> **Objective**
Report how many lines in the records hold the string "files"; give the number and nothing else.

--- begin Excerpted records ---

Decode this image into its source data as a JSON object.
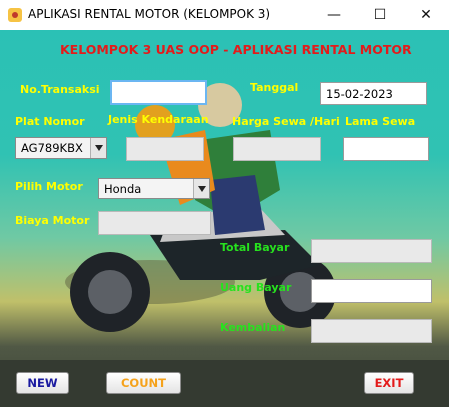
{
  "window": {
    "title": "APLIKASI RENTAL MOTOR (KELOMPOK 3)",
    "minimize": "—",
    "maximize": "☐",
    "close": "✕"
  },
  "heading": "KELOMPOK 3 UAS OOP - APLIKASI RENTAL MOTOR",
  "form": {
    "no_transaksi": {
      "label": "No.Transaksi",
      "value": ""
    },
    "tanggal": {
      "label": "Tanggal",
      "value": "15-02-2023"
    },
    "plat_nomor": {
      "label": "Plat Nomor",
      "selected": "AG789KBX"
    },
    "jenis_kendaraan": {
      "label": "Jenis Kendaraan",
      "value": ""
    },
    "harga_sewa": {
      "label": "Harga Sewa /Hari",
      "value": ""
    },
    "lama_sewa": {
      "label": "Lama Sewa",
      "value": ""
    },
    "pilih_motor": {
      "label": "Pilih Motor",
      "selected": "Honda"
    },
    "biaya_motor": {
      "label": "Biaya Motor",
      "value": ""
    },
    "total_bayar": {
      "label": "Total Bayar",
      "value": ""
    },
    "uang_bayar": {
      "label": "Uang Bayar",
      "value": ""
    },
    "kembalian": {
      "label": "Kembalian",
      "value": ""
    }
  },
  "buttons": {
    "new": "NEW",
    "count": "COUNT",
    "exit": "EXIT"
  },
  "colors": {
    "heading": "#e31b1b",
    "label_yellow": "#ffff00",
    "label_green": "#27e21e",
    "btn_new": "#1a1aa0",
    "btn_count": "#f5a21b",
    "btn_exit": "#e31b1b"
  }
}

--- end Excerpted records ---
--- begin Excerpted records ---

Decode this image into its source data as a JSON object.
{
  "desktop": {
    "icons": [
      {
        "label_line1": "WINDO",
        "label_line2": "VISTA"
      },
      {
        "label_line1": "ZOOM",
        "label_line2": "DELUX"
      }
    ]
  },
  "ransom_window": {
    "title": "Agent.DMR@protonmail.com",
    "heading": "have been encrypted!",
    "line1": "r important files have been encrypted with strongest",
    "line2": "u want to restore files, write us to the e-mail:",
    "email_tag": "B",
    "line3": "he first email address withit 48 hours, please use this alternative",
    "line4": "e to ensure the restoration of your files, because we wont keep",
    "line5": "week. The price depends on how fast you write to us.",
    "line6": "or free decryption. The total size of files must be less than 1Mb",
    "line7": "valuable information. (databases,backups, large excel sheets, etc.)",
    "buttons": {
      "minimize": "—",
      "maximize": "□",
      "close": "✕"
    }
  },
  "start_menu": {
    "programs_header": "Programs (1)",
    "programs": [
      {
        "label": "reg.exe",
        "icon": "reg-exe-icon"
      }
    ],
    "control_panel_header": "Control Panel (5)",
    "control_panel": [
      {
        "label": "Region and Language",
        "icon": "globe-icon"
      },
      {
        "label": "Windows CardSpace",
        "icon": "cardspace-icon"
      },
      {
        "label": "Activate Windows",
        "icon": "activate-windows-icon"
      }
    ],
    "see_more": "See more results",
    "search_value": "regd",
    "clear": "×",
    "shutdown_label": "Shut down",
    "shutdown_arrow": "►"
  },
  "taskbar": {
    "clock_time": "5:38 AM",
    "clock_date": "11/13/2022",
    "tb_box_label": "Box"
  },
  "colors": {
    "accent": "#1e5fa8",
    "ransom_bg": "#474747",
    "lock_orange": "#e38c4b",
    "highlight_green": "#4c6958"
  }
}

--- end Excerpted records ---
--- begin Excerpted records ---

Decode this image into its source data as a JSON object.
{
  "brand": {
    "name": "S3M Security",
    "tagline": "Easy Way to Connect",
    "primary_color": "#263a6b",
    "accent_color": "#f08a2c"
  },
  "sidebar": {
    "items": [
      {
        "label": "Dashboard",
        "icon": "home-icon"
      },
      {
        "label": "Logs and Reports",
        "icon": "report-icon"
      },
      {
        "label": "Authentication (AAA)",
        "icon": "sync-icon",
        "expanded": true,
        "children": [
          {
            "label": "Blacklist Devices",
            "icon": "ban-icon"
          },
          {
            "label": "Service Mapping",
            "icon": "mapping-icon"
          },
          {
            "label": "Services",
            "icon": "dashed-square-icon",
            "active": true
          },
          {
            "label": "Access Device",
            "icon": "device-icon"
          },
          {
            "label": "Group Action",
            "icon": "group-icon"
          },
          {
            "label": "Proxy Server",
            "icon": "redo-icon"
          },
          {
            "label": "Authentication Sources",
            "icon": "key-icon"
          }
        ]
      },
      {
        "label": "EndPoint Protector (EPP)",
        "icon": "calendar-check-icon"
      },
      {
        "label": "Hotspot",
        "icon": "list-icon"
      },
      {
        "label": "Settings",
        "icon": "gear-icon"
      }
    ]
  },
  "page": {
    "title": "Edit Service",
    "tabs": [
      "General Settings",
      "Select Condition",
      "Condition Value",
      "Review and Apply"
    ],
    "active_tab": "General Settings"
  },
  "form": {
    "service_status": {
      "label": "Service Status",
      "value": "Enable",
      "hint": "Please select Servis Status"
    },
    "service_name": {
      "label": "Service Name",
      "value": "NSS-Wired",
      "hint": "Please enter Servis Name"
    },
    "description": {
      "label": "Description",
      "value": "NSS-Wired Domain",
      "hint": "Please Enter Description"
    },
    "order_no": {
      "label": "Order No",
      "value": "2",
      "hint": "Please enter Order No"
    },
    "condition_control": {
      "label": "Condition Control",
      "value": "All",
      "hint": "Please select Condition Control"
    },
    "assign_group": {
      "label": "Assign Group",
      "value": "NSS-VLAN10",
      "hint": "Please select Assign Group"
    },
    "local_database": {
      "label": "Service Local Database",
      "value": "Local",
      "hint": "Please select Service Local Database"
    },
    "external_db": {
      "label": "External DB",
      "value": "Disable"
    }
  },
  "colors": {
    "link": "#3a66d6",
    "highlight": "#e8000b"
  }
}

--- end Excerpted records ---

> **Solution**
4